• Exercise objective: Count the lines below that contain the string "Grupo", and give only the number.

(Lines of data)
━━━━━━

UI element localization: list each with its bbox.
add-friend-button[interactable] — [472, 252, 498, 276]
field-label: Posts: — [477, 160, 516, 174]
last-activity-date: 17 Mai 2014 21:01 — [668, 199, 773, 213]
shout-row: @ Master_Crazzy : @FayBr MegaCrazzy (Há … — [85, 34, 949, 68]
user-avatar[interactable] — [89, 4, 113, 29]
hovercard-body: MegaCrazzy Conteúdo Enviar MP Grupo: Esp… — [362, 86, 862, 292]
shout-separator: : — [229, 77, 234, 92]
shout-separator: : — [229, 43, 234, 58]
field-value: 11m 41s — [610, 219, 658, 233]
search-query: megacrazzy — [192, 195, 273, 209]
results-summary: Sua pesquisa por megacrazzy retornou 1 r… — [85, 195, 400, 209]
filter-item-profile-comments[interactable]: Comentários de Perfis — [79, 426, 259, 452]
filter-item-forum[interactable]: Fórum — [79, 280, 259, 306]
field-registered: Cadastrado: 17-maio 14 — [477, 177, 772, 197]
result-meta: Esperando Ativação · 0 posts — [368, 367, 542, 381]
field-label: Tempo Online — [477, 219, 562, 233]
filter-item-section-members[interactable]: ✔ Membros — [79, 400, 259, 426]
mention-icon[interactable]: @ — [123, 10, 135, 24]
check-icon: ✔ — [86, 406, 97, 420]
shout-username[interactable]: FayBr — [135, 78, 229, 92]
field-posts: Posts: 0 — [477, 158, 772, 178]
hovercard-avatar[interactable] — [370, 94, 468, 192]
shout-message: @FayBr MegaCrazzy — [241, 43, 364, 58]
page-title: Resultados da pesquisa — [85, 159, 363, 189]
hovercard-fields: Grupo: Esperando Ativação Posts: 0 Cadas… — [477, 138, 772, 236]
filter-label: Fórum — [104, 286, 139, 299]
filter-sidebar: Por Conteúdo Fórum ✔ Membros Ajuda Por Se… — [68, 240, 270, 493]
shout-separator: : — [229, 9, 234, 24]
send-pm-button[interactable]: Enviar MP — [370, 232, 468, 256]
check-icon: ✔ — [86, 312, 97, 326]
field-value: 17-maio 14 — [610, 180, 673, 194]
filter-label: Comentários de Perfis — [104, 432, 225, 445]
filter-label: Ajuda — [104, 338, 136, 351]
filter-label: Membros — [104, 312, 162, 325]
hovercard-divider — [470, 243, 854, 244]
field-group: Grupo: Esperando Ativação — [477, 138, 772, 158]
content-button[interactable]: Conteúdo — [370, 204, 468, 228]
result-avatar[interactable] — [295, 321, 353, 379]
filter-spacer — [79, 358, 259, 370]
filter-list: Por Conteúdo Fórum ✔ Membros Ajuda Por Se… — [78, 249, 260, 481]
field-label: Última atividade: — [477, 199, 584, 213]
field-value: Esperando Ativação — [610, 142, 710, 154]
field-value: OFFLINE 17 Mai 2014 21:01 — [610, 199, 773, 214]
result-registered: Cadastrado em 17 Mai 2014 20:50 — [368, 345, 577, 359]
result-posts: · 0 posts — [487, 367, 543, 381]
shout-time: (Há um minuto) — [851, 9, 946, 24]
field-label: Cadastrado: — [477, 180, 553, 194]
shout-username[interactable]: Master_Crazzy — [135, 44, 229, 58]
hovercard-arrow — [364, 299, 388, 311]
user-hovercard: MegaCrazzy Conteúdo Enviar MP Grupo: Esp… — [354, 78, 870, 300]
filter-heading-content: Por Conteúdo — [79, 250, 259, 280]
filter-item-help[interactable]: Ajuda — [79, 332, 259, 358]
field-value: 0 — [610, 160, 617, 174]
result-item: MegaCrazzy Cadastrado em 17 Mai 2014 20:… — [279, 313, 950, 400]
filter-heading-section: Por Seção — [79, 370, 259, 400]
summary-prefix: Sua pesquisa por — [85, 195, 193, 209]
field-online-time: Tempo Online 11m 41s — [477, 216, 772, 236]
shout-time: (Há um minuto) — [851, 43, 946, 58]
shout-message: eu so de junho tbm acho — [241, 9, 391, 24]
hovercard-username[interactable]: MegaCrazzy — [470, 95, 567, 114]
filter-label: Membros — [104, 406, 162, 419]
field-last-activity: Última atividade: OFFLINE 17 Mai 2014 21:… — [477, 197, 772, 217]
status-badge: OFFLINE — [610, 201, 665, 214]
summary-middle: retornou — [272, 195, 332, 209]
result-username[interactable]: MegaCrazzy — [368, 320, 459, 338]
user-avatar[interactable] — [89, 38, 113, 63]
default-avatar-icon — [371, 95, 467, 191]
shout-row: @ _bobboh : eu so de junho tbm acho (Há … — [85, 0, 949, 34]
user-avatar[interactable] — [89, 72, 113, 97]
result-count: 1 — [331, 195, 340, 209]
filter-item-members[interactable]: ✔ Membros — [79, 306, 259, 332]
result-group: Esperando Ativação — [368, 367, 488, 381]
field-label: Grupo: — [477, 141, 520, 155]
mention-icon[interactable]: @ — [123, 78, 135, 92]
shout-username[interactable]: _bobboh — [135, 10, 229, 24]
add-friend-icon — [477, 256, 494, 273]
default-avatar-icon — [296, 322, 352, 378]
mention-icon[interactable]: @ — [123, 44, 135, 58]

━━━━━━

• Expected answer: 5